- [GIVEN INSTRUCTION]: All entries below need to be written out exactly, but without their pictures.

-- START --

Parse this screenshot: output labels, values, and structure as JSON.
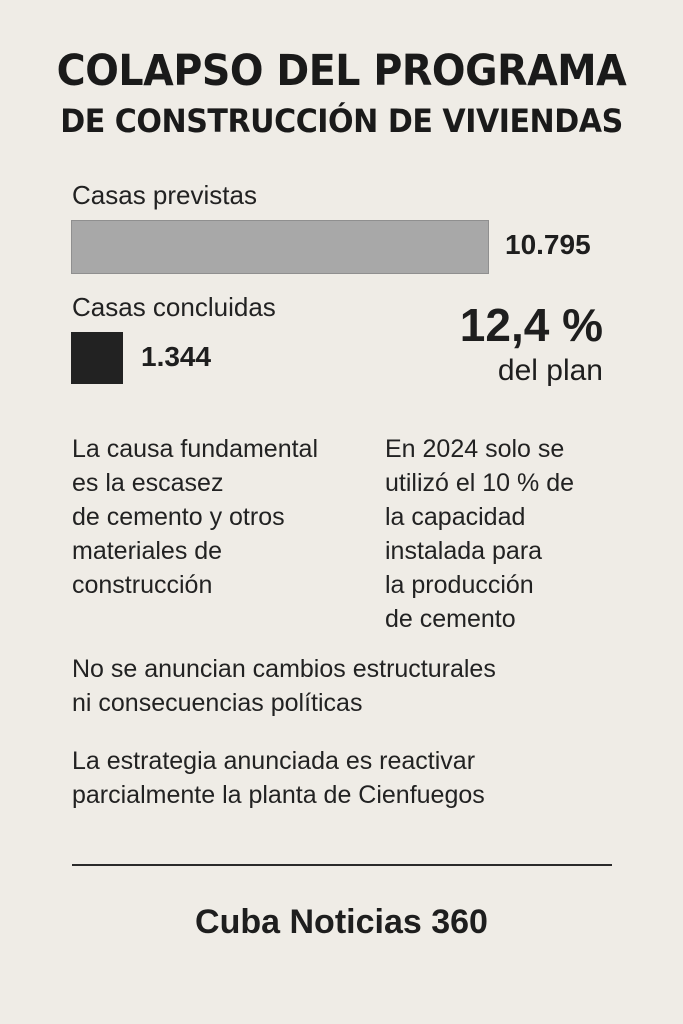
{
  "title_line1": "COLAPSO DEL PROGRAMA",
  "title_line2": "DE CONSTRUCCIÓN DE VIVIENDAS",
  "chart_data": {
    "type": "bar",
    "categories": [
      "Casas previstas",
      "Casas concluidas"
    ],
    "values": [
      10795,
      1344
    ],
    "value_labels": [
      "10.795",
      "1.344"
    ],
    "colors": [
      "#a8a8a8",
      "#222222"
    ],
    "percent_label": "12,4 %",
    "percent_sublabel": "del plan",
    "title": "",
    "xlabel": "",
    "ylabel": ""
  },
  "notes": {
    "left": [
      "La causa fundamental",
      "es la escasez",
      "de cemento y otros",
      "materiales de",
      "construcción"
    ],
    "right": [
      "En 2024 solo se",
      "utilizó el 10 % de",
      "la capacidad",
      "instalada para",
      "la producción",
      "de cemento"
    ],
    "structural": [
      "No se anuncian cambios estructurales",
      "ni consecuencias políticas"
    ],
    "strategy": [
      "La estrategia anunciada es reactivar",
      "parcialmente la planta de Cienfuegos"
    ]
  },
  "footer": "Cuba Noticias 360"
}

-- END --

- [RESULT FOR THIS EXERCISE]:
Parse this screenshot: output labels, values, and structure as JSON.
{
  "title_line1": "COLAPSO DEL PROGRAMA",
  "title_line2": "DE CONSTRUCCIÓN DE VIVIENDAS",
  "chart_data": {
    "type": "bar",
    "categories": [
      "Casas previstas",
      "Casas concluidas"
    ],
    "values": [
      10795,
      1344
    ],
    "value_labels": [
      "10.795",
      "1.344"
    ],
    "colors": [
      "#a8a8a8",
      "#222222"
    ],
    "percent_label": "12,4 %",
    "percent_sublabel": "del plan",
    "title": "",
    "xlabel": "",
    "ylabel": ""
  },
  "notes": {
    "left": [
      "La causa fundamental",
      "es la escasez",
      "de cemento y otros",
      "materiales de",
      "construcción"
    ],
    "right": [
      "En 2024 solo se",
      "utilizó el 10 % de",
      "la capacidad",
      "instalada para",
      "la producción",
      "de cemento"
    ],
    "structural": [
      "No se anuncian cambios estructurales",
      "ni consecuencias políticas"
    ],
    "strategy": [
      "La estrategia anunciada es reactivar",
      "parcialmente la planta de Cienfuegos"
    ]
  },
  "footer": "Cuba Noticias 360"
}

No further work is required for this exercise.